#### [Raw records]

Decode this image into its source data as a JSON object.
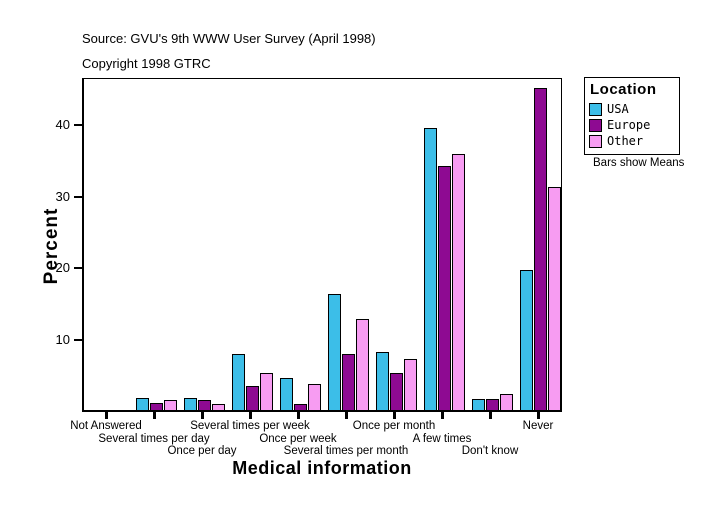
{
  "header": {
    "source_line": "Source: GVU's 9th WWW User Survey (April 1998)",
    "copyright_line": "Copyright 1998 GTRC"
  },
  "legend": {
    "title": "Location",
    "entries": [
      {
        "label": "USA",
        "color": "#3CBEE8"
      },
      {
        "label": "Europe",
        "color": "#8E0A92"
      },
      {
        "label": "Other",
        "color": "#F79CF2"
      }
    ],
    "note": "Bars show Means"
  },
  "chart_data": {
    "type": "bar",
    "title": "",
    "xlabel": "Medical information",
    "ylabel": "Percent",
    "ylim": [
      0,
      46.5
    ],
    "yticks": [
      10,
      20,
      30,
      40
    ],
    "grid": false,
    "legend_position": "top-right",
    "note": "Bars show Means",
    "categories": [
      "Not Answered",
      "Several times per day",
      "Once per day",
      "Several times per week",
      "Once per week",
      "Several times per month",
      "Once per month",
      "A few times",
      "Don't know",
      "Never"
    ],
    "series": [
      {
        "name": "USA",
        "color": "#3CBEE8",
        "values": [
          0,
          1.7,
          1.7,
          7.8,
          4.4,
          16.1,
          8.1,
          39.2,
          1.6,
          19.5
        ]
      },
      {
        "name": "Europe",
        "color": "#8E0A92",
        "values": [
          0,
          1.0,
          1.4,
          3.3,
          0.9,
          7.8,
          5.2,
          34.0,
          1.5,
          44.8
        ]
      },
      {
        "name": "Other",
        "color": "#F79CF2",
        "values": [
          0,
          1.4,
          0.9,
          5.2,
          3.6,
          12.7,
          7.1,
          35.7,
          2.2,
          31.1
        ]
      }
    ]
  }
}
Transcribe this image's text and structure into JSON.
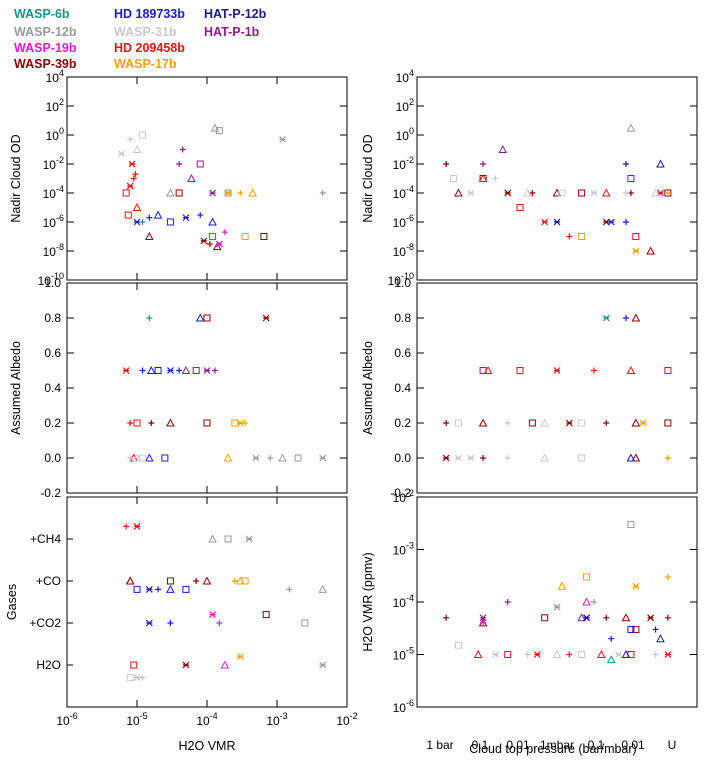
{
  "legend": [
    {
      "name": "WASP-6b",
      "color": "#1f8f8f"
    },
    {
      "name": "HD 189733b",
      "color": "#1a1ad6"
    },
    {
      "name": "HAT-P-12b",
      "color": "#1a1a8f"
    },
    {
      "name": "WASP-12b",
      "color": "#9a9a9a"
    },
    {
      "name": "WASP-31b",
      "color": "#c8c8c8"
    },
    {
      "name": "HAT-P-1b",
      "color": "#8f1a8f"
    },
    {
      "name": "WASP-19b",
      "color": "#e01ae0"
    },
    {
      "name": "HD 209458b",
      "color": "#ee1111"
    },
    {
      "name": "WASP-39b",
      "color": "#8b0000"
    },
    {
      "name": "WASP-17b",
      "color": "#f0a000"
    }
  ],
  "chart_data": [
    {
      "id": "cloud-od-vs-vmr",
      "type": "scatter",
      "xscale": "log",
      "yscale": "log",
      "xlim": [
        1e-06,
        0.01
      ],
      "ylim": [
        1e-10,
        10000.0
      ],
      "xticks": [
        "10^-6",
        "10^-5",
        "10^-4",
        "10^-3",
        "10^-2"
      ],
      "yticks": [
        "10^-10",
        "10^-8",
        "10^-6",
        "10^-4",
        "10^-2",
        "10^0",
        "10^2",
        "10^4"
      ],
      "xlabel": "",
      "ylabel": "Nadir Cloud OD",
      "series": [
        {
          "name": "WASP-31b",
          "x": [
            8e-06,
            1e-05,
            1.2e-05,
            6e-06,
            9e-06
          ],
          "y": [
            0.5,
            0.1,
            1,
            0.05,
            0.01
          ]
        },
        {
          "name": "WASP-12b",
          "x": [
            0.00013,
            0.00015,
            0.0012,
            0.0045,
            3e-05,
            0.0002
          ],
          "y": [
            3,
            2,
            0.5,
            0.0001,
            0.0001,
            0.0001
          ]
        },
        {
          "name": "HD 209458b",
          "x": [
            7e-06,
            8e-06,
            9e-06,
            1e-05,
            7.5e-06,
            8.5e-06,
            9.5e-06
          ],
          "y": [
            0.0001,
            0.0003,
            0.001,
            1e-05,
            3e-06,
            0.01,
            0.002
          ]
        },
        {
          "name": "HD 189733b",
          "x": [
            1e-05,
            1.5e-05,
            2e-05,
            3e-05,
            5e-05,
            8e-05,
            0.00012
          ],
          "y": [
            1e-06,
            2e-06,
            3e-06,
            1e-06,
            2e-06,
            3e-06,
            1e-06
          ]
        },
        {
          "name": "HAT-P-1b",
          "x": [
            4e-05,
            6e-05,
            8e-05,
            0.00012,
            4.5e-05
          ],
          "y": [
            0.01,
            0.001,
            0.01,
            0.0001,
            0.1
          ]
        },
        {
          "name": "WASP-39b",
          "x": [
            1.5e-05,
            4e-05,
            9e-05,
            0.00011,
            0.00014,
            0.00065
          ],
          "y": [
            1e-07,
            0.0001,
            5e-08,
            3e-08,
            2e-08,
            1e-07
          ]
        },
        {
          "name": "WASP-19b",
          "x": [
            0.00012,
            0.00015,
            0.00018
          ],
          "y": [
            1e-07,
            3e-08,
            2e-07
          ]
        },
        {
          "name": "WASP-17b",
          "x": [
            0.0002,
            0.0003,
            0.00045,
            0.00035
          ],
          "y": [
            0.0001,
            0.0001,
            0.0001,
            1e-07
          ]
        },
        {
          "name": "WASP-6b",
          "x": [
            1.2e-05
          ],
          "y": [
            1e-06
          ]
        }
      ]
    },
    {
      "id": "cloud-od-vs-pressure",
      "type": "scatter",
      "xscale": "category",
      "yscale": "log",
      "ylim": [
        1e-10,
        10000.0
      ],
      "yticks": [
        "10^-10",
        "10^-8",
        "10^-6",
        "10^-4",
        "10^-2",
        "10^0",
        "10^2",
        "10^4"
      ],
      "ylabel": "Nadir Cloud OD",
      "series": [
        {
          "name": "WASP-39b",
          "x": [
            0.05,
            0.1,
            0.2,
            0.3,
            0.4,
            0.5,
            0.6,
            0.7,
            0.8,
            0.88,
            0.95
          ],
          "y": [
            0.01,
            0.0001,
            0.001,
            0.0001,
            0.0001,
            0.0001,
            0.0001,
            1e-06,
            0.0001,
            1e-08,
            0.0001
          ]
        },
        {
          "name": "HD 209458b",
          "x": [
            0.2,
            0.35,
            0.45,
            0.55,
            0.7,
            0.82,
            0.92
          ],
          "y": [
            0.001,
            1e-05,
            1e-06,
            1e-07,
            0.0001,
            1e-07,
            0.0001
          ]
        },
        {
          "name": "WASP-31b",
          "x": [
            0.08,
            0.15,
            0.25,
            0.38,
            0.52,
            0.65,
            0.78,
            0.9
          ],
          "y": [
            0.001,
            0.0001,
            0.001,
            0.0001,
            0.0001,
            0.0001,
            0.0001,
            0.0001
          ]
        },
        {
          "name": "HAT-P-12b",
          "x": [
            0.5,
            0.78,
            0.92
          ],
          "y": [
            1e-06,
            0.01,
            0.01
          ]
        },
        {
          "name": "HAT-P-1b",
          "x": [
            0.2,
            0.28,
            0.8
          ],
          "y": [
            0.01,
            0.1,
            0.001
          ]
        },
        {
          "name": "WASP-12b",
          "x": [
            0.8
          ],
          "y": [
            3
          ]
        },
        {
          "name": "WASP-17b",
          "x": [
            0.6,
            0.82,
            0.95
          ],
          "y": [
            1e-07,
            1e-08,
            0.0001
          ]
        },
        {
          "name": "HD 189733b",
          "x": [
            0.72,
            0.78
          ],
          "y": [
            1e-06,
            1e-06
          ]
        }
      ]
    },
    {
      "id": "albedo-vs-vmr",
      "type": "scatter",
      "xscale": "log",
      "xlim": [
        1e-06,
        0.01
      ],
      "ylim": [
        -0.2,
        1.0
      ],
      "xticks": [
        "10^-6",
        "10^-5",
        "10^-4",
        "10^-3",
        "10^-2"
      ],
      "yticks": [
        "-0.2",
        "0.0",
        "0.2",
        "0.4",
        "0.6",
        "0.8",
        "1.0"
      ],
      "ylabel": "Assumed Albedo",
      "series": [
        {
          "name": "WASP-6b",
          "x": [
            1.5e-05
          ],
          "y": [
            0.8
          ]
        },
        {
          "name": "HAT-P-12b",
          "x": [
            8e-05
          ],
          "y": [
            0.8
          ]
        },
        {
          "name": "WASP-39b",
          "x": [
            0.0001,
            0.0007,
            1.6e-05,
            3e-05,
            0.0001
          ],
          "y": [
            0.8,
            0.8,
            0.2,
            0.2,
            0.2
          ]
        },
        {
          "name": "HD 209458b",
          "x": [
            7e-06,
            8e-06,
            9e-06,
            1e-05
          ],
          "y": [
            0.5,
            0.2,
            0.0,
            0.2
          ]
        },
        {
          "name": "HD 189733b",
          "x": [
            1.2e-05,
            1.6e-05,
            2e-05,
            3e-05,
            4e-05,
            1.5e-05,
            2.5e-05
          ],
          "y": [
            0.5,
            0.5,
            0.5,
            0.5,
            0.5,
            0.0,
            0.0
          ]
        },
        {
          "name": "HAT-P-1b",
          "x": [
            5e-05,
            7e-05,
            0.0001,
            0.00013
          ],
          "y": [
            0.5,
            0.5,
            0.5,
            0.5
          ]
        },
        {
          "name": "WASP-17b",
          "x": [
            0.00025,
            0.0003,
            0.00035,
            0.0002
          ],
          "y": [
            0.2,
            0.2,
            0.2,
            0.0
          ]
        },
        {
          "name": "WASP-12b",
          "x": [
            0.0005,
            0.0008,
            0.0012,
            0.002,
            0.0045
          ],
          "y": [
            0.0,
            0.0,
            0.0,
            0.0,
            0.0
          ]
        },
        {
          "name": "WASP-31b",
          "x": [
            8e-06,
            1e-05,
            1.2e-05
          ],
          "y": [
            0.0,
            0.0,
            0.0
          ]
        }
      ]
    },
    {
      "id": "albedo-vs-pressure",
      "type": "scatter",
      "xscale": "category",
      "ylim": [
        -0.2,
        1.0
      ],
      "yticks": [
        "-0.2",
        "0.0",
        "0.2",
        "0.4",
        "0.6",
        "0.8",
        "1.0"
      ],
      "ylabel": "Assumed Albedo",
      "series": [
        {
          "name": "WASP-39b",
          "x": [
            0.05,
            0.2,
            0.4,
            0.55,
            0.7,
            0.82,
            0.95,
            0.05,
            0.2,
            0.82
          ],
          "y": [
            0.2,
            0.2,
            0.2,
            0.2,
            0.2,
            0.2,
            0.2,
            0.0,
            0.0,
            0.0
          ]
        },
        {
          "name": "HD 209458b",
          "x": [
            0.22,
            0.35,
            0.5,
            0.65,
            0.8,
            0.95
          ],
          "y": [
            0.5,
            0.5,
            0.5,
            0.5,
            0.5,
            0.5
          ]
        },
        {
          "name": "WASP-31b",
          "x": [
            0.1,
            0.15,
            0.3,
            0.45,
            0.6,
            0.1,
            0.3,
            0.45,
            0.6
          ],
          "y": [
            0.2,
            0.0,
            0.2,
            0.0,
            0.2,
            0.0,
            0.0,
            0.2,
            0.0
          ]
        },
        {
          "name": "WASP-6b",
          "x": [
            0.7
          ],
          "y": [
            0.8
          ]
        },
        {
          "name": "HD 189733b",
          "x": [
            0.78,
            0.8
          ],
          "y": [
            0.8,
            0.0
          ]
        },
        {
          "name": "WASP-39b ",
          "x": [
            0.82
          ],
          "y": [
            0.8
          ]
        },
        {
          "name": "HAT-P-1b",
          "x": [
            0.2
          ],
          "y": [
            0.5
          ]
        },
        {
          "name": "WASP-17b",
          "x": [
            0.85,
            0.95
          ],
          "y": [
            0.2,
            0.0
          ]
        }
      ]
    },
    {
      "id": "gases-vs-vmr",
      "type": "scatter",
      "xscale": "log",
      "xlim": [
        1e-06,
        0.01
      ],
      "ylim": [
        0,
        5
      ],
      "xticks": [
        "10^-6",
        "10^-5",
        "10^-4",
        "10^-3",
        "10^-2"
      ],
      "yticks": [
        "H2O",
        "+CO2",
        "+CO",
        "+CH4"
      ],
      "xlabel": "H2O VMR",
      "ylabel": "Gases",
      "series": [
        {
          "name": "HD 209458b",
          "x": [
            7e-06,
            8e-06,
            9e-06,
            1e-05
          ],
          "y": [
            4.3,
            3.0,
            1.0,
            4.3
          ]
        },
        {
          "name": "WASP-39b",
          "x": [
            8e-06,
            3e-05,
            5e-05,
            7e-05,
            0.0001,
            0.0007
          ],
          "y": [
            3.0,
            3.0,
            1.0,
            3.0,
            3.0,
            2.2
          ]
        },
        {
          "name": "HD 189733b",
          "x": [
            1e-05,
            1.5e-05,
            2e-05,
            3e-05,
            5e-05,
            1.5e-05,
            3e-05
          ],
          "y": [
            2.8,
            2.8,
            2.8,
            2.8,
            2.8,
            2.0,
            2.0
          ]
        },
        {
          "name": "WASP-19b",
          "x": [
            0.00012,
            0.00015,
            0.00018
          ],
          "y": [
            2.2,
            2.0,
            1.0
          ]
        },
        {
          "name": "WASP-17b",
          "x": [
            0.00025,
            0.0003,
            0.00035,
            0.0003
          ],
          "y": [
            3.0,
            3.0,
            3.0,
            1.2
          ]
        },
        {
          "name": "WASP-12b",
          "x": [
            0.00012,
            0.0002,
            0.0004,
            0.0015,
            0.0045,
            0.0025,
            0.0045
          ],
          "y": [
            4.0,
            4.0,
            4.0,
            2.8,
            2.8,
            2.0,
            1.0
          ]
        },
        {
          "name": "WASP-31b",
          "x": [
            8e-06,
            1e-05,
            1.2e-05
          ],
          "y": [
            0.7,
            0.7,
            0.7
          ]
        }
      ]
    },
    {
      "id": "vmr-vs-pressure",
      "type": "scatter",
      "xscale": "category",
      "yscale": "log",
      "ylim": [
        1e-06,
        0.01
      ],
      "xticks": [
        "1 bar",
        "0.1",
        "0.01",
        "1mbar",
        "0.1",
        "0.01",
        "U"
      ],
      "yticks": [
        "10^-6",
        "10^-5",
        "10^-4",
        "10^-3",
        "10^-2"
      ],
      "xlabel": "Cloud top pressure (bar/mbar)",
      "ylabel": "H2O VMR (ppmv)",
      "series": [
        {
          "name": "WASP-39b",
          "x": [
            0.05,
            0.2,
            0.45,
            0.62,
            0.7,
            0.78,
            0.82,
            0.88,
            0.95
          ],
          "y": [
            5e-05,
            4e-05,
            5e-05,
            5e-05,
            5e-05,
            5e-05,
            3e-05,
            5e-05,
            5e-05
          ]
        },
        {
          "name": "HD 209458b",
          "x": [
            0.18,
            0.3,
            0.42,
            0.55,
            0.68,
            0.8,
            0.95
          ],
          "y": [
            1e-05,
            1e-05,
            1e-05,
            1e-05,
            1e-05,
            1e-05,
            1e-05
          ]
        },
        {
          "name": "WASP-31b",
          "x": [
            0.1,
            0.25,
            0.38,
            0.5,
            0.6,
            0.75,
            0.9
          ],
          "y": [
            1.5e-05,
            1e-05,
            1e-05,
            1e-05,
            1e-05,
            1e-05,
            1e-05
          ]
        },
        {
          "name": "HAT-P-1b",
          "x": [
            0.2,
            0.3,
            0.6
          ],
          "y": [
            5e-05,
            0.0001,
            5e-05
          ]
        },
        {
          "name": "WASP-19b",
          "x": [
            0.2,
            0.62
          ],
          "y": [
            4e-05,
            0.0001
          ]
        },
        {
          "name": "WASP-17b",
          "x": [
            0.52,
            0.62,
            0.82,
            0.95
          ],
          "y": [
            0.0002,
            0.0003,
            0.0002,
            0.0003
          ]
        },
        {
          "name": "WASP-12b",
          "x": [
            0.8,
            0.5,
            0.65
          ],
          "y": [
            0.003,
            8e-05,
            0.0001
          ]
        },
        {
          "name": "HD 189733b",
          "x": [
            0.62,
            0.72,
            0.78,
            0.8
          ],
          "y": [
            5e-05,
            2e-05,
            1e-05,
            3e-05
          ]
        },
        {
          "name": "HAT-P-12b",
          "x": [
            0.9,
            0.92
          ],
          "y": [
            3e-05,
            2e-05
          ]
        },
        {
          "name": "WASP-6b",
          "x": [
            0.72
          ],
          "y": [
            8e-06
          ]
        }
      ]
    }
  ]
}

#### [Job]
Pull out all lines of the data with the string "JSON".

#### [Answer for the task]
Decode this image into its source data as a JSON object.
Transcribe this image's text and structure into JSON.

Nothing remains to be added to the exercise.